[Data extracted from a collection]
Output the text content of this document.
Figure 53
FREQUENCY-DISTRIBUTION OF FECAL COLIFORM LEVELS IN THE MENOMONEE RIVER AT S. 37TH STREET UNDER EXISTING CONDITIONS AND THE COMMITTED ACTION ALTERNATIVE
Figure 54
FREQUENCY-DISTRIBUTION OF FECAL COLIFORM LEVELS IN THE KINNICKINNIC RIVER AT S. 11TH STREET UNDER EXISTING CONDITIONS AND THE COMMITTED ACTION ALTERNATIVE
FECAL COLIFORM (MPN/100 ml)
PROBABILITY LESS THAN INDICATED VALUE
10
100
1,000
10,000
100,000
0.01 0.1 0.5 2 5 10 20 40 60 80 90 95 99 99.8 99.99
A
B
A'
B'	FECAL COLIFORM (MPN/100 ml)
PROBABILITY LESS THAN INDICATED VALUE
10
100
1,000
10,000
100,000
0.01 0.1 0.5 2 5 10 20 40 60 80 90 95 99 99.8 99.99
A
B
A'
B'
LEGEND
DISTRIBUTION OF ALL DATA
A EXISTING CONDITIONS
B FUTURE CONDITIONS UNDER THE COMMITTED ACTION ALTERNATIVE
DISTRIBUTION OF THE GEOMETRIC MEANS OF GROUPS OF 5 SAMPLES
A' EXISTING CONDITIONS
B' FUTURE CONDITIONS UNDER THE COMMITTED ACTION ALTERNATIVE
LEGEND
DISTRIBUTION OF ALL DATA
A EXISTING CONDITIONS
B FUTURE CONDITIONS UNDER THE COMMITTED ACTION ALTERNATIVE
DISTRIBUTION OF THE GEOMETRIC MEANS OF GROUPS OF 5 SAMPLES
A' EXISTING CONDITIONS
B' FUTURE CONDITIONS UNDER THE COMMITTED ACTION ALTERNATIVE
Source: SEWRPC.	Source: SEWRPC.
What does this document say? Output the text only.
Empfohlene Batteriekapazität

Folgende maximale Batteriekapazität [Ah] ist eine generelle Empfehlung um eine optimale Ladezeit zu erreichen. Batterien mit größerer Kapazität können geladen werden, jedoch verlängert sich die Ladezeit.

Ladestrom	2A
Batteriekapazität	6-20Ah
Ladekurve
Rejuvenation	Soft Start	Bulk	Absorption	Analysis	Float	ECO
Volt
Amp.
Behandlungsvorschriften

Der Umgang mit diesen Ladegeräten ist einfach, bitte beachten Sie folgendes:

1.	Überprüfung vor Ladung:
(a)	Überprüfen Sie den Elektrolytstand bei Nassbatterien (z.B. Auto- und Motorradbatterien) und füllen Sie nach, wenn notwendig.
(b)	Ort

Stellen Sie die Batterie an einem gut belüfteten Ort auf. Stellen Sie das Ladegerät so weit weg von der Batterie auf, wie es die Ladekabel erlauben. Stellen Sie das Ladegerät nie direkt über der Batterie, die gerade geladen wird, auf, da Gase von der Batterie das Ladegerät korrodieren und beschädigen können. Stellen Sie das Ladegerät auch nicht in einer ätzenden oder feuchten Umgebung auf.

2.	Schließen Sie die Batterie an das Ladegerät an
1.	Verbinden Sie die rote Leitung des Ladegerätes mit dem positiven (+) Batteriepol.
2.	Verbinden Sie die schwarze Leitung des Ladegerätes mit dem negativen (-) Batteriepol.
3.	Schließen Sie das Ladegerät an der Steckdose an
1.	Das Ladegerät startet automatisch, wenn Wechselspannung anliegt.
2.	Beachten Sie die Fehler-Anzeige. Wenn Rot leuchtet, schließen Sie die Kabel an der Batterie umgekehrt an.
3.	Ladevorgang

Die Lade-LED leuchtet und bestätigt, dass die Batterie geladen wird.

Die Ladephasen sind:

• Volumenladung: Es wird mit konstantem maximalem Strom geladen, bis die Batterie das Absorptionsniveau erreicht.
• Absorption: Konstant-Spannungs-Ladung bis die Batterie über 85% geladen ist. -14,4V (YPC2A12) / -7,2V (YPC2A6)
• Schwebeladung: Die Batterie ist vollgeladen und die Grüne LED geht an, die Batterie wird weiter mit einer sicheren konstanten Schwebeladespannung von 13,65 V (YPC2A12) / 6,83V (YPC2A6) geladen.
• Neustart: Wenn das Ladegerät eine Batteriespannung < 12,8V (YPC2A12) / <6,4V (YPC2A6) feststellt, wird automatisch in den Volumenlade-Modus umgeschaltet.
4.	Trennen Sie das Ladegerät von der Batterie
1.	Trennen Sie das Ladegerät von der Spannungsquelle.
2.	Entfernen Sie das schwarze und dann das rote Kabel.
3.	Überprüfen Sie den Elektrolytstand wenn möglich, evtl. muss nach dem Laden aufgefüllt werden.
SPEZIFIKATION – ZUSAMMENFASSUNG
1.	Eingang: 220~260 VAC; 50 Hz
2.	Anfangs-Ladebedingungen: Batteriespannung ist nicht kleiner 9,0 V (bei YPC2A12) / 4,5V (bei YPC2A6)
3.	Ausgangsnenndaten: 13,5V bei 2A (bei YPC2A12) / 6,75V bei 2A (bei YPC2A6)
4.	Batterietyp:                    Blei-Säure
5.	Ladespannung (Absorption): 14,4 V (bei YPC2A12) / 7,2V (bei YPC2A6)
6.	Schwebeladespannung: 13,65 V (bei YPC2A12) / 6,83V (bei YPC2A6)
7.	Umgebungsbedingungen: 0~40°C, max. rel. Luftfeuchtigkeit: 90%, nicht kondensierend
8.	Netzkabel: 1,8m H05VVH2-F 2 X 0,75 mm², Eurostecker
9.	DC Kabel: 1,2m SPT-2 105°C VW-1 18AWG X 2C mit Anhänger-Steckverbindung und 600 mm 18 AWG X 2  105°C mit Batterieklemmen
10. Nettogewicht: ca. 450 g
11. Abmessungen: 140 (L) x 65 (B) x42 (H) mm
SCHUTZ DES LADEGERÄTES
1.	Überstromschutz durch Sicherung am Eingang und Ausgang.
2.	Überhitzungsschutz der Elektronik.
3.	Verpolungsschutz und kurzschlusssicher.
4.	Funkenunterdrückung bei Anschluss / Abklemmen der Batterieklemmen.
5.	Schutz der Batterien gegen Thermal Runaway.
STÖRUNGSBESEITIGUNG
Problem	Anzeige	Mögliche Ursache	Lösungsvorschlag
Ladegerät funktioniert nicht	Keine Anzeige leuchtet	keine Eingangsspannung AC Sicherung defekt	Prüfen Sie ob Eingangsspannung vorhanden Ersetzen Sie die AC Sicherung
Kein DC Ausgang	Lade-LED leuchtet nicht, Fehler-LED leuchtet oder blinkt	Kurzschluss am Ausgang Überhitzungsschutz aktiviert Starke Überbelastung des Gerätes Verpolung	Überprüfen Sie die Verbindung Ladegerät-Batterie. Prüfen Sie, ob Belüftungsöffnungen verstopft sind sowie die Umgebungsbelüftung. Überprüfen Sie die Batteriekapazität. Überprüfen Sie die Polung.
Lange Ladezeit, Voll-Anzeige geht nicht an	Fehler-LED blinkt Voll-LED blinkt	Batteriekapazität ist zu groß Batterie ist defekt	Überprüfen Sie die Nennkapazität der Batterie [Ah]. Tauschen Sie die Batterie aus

GOAL OF THE EXERCISE – Each record should come back exactly as written.

CORRECT RESPONSE –
Output the text content of this document.
Figure 53
FREQUENCY-DISTRIBUTION OF FECAL COLIFORM LEVELS IN THE MENOMONEE RIVER AT S. 37TH STREET UNDER EXISTING CONDITIONS AND THE COMMITTED ACTION ALTERNATIVE
Figure 54
FREQUENCY-DISTRIBUTION OF FECAL COLIFORM LEVELS IN THE KINNICKINNIC RIVER AT S. 11TH STREET UNDER EXISTING CONDITIONS AND THE COMMITTED ACTION ALTERNATIVE
FECAL COLIFORM (MPN/100 ml)
PROBABILITY LESS THAN INDICATED VALUE
10
100
1,000
10,000
100,000
0.01 0.1 0.5 2 5 10 20 40 60 80 90 95 99 99.8 99.99
A
B
A'
B'	FECAL COLIFORM (MPN/100 ml)
PROBABILITY LESS THAN INDICATED VALUE
10
100
1,000
10,000
100,000
0.01 0.1 0.5 2 5 10 20 40 60 80 90 95 99 99.8 99.99
A
B
A'
B'
LEGEND
DISTRIBUTION OF ALL DATA
A EXISTING CONDITIONS
B FUTURE CONDITIONS UNDER THE COMMITTED ACTION ALTERNATIVE
DISTRIBUTION OF THE GEOMETRIC MEANS OF GROUPS OF 5 SAMPLES
A' EXISTING CONDITIONS
B' FUTURE CONDITIONS UNDER THE COMMITTED ACTION ALTERNATIVE
LEGEND
DISTRIBUTION OF ALL DATA
A EXISTING CONDITIONS
B FUTURE CONDITIONS UNDER THE COMMITTED ACTION ALTERNATIVE
DISTRIBUTION OF THE GEOMETRIC MEANS OF GROUPS OF 5 SAMPLES
A' EXISTING CONDITIONS
B' FUTURE CONDITIONS UNDER THE COMMITTED ACTION ALTERNATIVE
Source: SEWRPC.	Source: SEWRPC.
What does this document say? Output the text only.
Empfohlene Batteriekapazität

Folgende maximale Batteriekapazität [Ah] ist eine generelle Empfehlung um eine optimale Ladezeit zu erreichen. Batterien mit größerer Kapazität können geladen werden, jedoch verlängert sich die Ladezeit.

Ladestrom	2A
Batteriekapazität	6-20Ah
Ladekurve
Rejuvenation	Soft Start	Bulk	Absorption	Analysis	Float	ECO
Volt
Amp.
Behandlungsvorschriften

Der Umgang mit diesen Ladegeräten ist einfach, bitte beachten Sie folgendes:

1.	Überprüfung vor Ladung:
(a)	Überprüfen Sie den Elektrolytstand bei Nassbatterien (z.B. Auto- und Motorradbatterien) und füllen Sie nach, wenn notwendig.
(b)	Ort

Stellen Sie die Batterie an einem gut belüfteten Ort auf. Stellen Sie das Ladegerät so weit weg von der Batterie auf, wie es die Ladekabel erlauben. Stellen Sie das Ladegerät nie direkt über der Batterie, die gerade geladen wird, auf, da Gase von der Batterie das Ladegerät korrodieren und beschädigen können. Stellen Sie das Ladegerät auch nicht in einer ätzenden oder feuchten Umgebung auf.

2.	Schließen Sie die Batterie an das Ladegerät an
1.	Verbinden Sie die rote Leitung des Ladegerätes mit dem positiven (+) Batteriepol.
2.	Verbinden Sie die schwarze Leitung des Ladegerätes mit dem negativen (-) Batteriepol.
3.	Schließen Sie das Ladegerät an der Steckdose an
1.	Das Ladegerät startet automatisch, wenn Wechselspannung anliegt.
2.	Beachten Sie die Fehler-Anzeige. Wenn Rot leuchtet, schließen Sie die Kabel an der Batterie umgekehrt an.
3.	Ladevorgang

Die Lade-LED leuchtet und bestätigt, dass die Batterie geladen wird.

Die Ladephasen sind:

• Volumenladung: Es wird mit konstantem maximalem Strom geladen, bis die Batterie das Absorptionsniveau erreicht.
• Absorption: Konstant-Spannungs-Ladung bis die Batterie über 85% geladen ist. -14,4V (YPC2A12) / -7,2V (YPC2A6)
• Schwebeladung: Die Batterie ist vollgeladen und die Grüne LED geht an, die Batterie wird weiter mit einer sicheren konstanten Schwebeladespannung von 13,65 V (YPC2A12) / 6,83V (YPC2A6) geladen.
• Neustart: Wenn das Ladegerät eine Batteriespannung < 12,8V (YPC2A12) / <6,4V (YPC2A6) feststellt, wird automatisch in den Volumenlade-Modus umgeschaltet.
4.	Trennen Sie das Ladegerät von der Batterie
1.	Trennen Sie das Ladegerät von der Spannungsquelle.
2.	Entfernen Sie das schwarze und dann das rote Kabel.
3.	Überprüfen Sie den Elektrolytstand wenn möglich, evtl. muss nach dem Laden aufgefüllt werden.
SPEZIFIKATION – ZUSAMMENFASSUNG
1.	Eingang: 220~260 VAC; 50 Hz
2.	Anfangs-Ladebedingungen: Batteriespannung ist nicht kleiner 9,0 V (bei YPC2A12) / 4,5V (bei YPC2A6)
3.	Ausgangsnenndaten: 13,5V bei 2A (bei YPC2A12) / 6,75V bei 2A (bei YPC2A6)
4.	Batterietyp:                    Blei-Säure
5.	Ladespannung (Absorption): 14,4 V (bei YPC2A12) / 7,2V (bei YPC2A6)
6.	Schwebeladespannung: 13,65 V (bei YPC2A12) / 6,83V (bei YPC2A6)
7.	Umgebungsbedingungen: 0~40°C, max. rel. Luftfeuchtigkeit: 90%, nicht kondensierend
8.	Netzkabel: 1,8m H05VVH2-F 2 X 0,75 mm², Eurostecker
9.	DC Kabel: 1,2m SPT-2 105°C VW-1 18AWG X 2C mit Anhänger-Steckverbindung und 600 mm 18 AWG X 2  105°C mit Batterieklemmen
10. Nettogewicht: ca. 450 g
11. Abmessungen: 140 (L) x 65 (B) x42 (H) mm
SCHUTZ DES LADEGERÄTES
1.	Überstromschutz durch Sicherung am Eingang und Ausgang.
2.	Überhitzungsschutz der Elektronik.
3.	Verpolungsschutz und kurzschlusssicher.
4.	Funkenunterdrückung bei Anschluss / Abklemmen der Batterieklemmen.
5.	Schutz der Batterien gegen Thermal Runaway.
STÖRUNGSBESEITIGUNG
Problem	Anzeige	Mögliche Ursache	Lösungsvorschlag
Ladegerät funktioniert nicht	Keine Anzeige leuchtet	keine Eingangsspannung AC Sicherung defekt	Prüfen Sie ob Eingangsspannung vorhanden Ersetzen Sie die AC Sicherung
Kein DC Ausgang	Lade-LED leuchtet nicht, Fehler-LED leuchtet oder blinkt	Kurzschluss am Ausgang Überhitzungsschutz aktiviert Starke Überbelastung des Gerätes Verpolung	Überprüfen Sie die Verbindung Ladegerät-Batterie. Prüfen Sie, ob Belüftungsöffnungen verstopft sind sowie die Umgebungsbelüftung. Überprüfen Sie die Batteriekapazität. Überprüfen Sie die Polung.
Lange Ladezeit, Voll-Anzeige geht nicht an	Fehler-LED blinkt Voll-LED blinkt	Batteriekapazität ist zu groß Batterie ist defekt	Überprüfen Sie die Nennkapazität der Batterie [Ah]. Tauschen Sie die Batterie aus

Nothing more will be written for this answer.